**Input**
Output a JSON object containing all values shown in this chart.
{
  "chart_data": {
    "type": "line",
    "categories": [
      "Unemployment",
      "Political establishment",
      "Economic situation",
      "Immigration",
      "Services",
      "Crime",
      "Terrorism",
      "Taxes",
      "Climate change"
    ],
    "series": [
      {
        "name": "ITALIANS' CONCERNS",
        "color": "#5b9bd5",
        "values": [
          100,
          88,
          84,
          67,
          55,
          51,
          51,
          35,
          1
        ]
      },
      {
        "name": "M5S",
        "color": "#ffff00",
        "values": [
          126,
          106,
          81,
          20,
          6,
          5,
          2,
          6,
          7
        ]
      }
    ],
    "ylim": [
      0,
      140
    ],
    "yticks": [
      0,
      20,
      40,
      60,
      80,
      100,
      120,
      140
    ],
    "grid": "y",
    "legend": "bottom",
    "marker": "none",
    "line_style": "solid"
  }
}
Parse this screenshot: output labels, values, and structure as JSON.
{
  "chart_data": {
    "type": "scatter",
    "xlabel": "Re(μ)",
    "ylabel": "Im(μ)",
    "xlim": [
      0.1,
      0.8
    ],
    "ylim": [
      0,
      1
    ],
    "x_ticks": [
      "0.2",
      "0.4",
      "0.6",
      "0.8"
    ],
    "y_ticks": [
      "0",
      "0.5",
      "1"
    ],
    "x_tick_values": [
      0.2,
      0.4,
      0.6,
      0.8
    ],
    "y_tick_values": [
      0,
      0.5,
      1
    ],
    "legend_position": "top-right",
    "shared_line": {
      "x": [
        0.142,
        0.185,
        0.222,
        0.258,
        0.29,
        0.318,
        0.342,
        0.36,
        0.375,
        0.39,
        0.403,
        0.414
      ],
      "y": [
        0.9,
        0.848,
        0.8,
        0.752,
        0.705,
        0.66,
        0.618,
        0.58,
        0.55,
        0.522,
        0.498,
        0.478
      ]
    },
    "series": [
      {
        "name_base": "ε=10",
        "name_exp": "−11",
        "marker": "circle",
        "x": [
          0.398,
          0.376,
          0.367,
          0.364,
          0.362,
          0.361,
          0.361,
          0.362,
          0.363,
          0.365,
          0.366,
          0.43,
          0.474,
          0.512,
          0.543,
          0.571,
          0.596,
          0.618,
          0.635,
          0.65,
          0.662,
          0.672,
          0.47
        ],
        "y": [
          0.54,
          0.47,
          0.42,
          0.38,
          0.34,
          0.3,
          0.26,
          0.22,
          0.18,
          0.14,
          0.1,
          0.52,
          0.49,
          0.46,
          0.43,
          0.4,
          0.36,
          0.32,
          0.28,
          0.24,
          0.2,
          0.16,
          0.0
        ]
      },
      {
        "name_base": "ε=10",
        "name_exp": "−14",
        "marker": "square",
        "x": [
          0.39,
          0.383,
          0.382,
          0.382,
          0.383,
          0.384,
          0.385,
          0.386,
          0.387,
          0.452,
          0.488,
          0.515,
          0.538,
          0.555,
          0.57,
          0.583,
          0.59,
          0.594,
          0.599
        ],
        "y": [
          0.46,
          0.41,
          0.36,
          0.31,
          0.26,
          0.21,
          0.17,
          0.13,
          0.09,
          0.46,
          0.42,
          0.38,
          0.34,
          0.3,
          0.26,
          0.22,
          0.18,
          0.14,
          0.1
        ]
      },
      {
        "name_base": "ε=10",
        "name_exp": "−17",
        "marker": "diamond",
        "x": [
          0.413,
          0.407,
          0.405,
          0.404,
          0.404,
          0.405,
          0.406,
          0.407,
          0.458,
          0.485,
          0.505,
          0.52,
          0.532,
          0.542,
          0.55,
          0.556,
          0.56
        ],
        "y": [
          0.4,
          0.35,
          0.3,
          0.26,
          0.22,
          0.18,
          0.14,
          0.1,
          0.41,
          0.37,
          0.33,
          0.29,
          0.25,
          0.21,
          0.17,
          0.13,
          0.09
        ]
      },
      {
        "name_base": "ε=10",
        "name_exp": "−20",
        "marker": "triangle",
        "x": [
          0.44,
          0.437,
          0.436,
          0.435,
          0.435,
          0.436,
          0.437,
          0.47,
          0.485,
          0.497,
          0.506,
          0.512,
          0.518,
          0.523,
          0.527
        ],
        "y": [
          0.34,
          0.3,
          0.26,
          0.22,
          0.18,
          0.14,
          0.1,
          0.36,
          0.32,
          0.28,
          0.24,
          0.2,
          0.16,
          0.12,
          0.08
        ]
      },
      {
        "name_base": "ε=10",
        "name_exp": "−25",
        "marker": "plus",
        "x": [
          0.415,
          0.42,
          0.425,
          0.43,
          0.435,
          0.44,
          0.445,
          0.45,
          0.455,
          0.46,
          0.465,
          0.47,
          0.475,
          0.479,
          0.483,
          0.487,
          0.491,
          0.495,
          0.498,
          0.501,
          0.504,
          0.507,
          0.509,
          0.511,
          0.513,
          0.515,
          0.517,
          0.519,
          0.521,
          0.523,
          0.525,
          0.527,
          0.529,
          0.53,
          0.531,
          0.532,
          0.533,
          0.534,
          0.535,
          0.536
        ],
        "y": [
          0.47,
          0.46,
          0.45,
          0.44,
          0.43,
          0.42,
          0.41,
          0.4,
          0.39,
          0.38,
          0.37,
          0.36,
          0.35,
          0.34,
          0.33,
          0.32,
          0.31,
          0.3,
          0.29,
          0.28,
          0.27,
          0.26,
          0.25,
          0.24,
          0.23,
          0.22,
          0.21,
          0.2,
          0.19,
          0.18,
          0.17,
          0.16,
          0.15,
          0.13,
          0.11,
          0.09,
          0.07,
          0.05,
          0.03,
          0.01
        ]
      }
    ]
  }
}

**What to produce**
Restate the whole listing exactly, leaving out nothing.

**Solution**
Output a JSON object containing all values shown in this chart.
{
  "chart_data": {
    "type": "line",
    "categories": [
      "Unemployment",
      "Political establishment",
      "Economic situation",
      "Immigration",
      "Services",
      "Crime",
      "Terrorism",
      "Taxes",
      "Climate change"
    ],
    "series": [
      {
        "name": "ITALIANS' CONCERNS",
        "color": "#5b9bd5",
        "values": [
          100,
          88,
          84,
          67,
          55,
          51,
          51,
          35,
          1
        ]
      },
      {
        "name": "M5S",
        "color": "#ffff00",
        "values": [
          126,
          106,
          81,
          20,
          6,
          5,
          2,
          6,
          7
        ]
      }
    ],
    "ylim": [
      0,
      140
    ],
    "yticks": [
      0,
      20,
      40,
      60,
      80,
      100,
      120,
      140
    ],
    "grid": "y",
    "legend": "bottom",
    "marker": "none",
    "line_style": "solid"
  }
}
Parse this screenshot: output labels, values, and structure as JSON.
{
  "chart_data": {
    "type": "scatter",
    "xlabel": "Re(μ)",
    "ylabel": "Im(μ)",
    "xlim": [
      0.1,
      0.8
    ],
    "ylim": [
      0,
      1
    ],
    "x_ticks": [
      "0.2",
      "0.4",
      "0.6",
      "0.8"
    ],
    "y_ticks": [
      "0",
      "0.5",
      "1"
    ],
    "x_tick_values": [
      0.2,
      0.4,
      0.6,
      0.8
    ],
    "y_tick_values": [
      0,
      0.5,
      1
    ],
    "legend_position": "top-right",
    "shared_line": {
      "x": [
        0.142,
        0.185,
        0.222,
        0.258,
        0.29,
        0.318,
        0.342,
        0.36,
        0.375,
        0.39,
        0.403,
        0.414
      ],
      "y": [
        0.9,
        0.848,
        0.8,
        0.752,
        0.705,
        0.66,
        0.618,
        0.58,
        0.55,
        0.522,
        0.498,
        0.478
      ]
    },
    "series": [
      {
        "name_base": "ε=10",
        "name_exp": "−11",
        "marker": "circle",
        "x": [
          0.398,
          0.376,
          0.367,
          0.364,
          0.362,
          0.361,
          0.361,
          0.362,
          0.363,
          0.365,
          0.366,
          0.43,
          0.474,
          0.512,
          0.543,
          0.571,
          0.596,
          0.618,
          0.635,
          0.65,
          0.662,
          0.672,
          0.47
        ],
        "y": [
          0.54,
          0.47,
          0.42,
          0.38,
          0.34,
          0.3,
          0.26,
          0.22,
          0.18,
          0.14,
          0.1,
          0.52,
          0.49,
          0.46,
          0.43,
          0.4,
          0.36,
          0.32,
          0.28,
          0.24,
          0.2,
          0.16,
          0.0
        ]
      },
      {
        "name_base": "ε=10",
        "name_exp": "−14",
        "marker": "square",
        "x": [
          0.39,
          0.383,
          0.382,
          0.382,
          0.383,
          0.384,
          0.385,
          0.386,
          0.387,
          0.452,
          0.488,
          0.515,
          0.538,
          0.555,
          0.57,
          0.583,
          0.59,
          0.594,
          0.599
        ],
        "y": [
          0.46,
          0.41,
          0.36,
          0.31,
          0.26,
          0.21,
          0.17,
          0.13,
          0.09,
          0.46,
          0.42,
          0.38,
          0.34,
          0.3,
          0.26,
          0.22,
          0.18,
          0.14,
          0.1
        ]
      },
      {
        "name_base": "ε=10",
        "name_exp": "−17",
        "marker": "diamond",
        "x": [
          0.413,
          0.407,
          0.405,
          0.404,
          0.404,
          0.405,
          0.406,
          0.407,
          0.458,
          0.485,
          0.505,
          0.52,
          0.532,
          0.542,
          0.55,
          0.556,
          0.56
        ],
        "y": [
          0.4,
          0.35,
          0.3,
          0.26,
          0.22,
          0.18,
          0.14,
          0.1,
          0.41,
          0.37,
          0.33,
          0.29,
          0.25,
          0.21,
          0.17,
          0.13,
          0.09
        ]
      },
      {
        "name_base": "ε=10",
        "name_exp": "−20",
        "marker": "triangle",
        "x": [
          0.44,
          0.437,
          0.436,
          0.435,
          0.435,
          0.436,
          0.437,
          0.47,
          0.485,
          0.497,
          0.506,
          0.512,
          0.518,
          0.523,
          0.527
        ],
        "y": [
          0.34,
          0.3,
          0.26,
          0.22,
          0.18,
          0.14,
          0.1,
          0.36,
          0.32,
          0.28,
          0.24,
          0.2,
          0.16,
          0.12,
          0.08
        ]
      },
      {
        "name_base": "ε=10",
        "name_exp": "−25",
        "marker": "plus",
        "x": [
          0.415,
          0.42,
          0.425,
          0.43,
          0.435,
          0.44,
          0.445,
          0.45,
          0.455,
          0.46,
          0.465,
          0.47,
          0.475,
          0.479,
          0.483,
          0.487,
          0.491,
          0.495,
          0.498,
          0.501,
          0.504,
          0.507,
          0.509,
          0.511,
          0.513,
          0.515,
          0.517,
          0.519,
          0.521,
          0.523,
          0.525,
          0.527,
          0.529,
          0.53,
          0.531,
          0.532,
          0.533,
          0.534,
          0.535,
          0.536
        ],
        "y": [
          0.47,
          0.46,
          0.45,
          0.44,
          0.43,
          0.42,
          0.41,
          0.4,
          0.39,
          0.38,
          0.37,
          0.36,
          0.35,
          0.34,
          0.33,
          0.32,
          0.31,
          0.3,
          0.29,
          0.28,
          0.27,
          0.26,
          0.25,
          0.24,
          0.23,
          0.22,
          0.21,
          0.2,
          0.19,
          0.18,
          0.17,
          0.16,
          0.15,
          0.13,
          0.11,
          0.09,
          0.07,
          0.05,
          0.03,
          0.01
        ]
      }
    ]
  }
}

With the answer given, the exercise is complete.